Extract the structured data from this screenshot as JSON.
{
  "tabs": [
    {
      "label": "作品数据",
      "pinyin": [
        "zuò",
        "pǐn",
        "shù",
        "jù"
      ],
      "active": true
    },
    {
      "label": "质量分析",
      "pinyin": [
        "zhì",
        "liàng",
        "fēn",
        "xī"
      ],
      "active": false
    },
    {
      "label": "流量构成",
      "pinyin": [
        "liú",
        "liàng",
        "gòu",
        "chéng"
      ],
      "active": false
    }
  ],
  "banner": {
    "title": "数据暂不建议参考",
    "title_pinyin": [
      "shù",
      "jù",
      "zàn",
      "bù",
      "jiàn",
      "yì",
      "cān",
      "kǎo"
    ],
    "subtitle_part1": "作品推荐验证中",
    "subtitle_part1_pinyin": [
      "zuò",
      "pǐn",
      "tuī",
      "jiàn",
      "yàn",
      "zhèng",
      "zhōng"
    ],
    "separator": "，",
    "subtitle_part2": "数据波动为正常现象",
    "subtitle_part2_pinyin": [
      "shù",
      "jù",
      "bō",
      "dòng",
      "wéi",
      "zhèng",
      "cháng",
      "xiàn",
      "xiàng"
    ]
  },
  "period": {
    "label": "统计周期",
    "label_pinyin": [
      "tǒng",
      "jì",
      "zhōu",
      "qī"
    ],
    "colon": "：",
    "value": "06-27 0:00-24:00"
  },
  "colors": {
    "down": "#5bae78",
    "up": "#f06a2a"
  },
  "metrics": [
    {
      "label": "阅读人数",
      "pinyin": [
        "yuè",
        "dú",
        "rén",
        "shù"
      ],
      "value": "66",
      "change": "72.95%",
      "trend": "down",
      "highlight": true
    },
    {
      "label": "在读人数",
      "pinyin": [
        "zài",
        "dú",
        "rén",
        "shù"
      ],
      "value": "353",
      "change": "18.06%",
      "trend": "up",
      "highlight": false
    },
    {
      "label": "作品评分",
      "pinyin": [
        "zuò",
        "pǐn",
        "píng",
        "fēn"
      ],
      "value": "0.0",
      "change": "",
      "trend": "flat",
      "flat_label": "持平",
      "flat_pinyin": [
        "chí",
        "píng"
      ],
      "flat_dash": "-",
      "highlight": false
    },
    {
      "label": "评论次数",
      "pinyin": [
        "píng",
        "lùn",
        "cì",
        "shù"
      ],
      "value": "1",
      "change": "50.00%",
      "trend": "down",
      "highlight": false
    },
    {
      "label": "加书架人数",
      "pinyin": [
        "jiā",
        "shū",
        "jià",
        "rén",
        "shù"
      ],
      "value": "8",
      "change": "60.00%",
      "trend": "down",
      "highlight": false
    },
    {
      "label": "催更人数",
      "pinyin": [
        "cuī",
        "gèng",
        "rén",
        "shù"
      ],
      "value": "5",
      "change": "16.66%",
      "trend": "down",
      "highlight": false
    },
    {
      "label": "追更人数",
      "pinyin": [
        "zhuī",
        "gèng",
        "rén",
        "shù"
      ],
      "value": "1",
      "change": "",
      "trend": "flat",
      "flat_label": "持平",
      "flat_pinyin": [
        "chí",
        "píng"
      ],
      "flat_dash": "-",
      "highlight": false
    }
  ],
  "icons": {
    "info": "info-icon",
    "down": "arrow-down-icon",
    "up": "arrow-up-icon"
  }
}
--------------------------------------------------
● GIVEN REQUEST
Return every line exactly.

● ANSWER TO THE EXERCISE
Extract the structured data from this screenshot as JSON.
{
  "tabs": [
    {
      "label": "作品数据",
      "pinyin": [
        "zuò",
        "pǐn",
        "shù",
        "jù"
      ],
      "active": true
    },
    {
      "label": "质量分析",
      "pinyin": [
        "zhì",
        "liàng",
        "fēn",
        "xī"
      ],
      "active": false
    },
    {
      "label": "流量构成",
      "pinyin": [
        "liú",
        "liàng",
        "gòu",
        "chéng"
      ],
      "active": false
    }
  ],
  "banner": {
    "title": "数据暂不建议参考",
    "title_pinyin": [
      "shù",
      "jù",
      "zàn",
      "bù",
      "jiàn",
      "yì",
      "cān",
      "kǎo"
    ],
    "subtitle_part1": "作品推荐验证中",
    "subtitle_part1_pinyin": [
      "zuò",
      "pǐn",
      "tuī",
      "jiàn",
      "yàn",
      "zhèng",
      "zhōng"
    ],
    "separator": "，",
    "subtitle_part2": "数据波动为正常现象",
    "subtitle_part2_pinyin": [
      "shù",
      "jù",
      "bō",
      "dòng",
      "wéi",
      "zhèng",
      "cháng",
      "xiàn",
      "xiàng"
    ]
  },
  "period": {
    "label": "统计周期",
    "label_pinyin": [
      "tǒng",
      "jì",
      "zhōu",
      "qī"
    ],
    "colon": "：",
    "value": "06-27 0:00-24:00"
  },
  "colors": {
    "down": "#5bae78",
    "up": "#f06a2a"
  },
  "metrics": [
    {
      "label": "阅读人数",
      "pinyin": [
        "yuè",
        "dú",
        "rén",
        "shù"
      ],
      "value": "66",
      "change": "72.95%",
      "trend": "down",
      "highlight": true
    },
    {
      "label": "在读人数",
      "pinyin": [
        "zài",
        "dú",
        "rén",
        "shù"
      ],
      "value": "353",
      "change": "18.06%",
      "trend": "up",
      "highlight": false
    },
    {
      "label": "作品评分",
      "pinyin": [
        "zuò",
        "pǐn",
        "píng",
        "fēn"
      ],
      "value": "0.0",
      "change": "",
      "trend": "flat",
      "flat_label": "持平",
      "flat_pinyin": [
        "chí",
        "píng"
      ],
      "flat_dash": "-",
      "highlight": false
    },
    {
      "label": "评论次数",
      "pinyin": [
        "píng",
        "lùn",
        "cì",
        "shù"
      ],
      "value": "1",
      "change": "50.00%",
      "trend": "down",
      "highlight": false
    },
    {
      "label": "加书架人数",
      "pinyin": [
        "jiā",
        "shū",
        "jià",
        "rén",
        "shù"
      ],
      "value": "8",
      "change": "60.00%",
      "trend": "down",
      "highlight": false
    },
    {
      "label": "催更人数",
      "pinyin": [
        "cuī",
        "gèng",
        "rén",
        "shù"
      ],
      "value": "5",
      "change": "16.66%",
      "trend": "down",
      "highlight": false
    },
    {
      "label": "追更人数",
      "pinyin": [
        "zhuī",
        "gèng",
        "rén",
        "shù"
      ],
      "value": "1",
      "change": "",
      "trend": "flat",
      "flat_label": "持平",
      "flat_pinyin": [
        "chí",
        "píng"
      ],
      "flat_dash": "-",
      "highlight": false
    }
  ],
  "icons": {
    "info": "info-icon",
    "down": "arrow-down-icon",
    "up": "arrow-up-icon"
  }
}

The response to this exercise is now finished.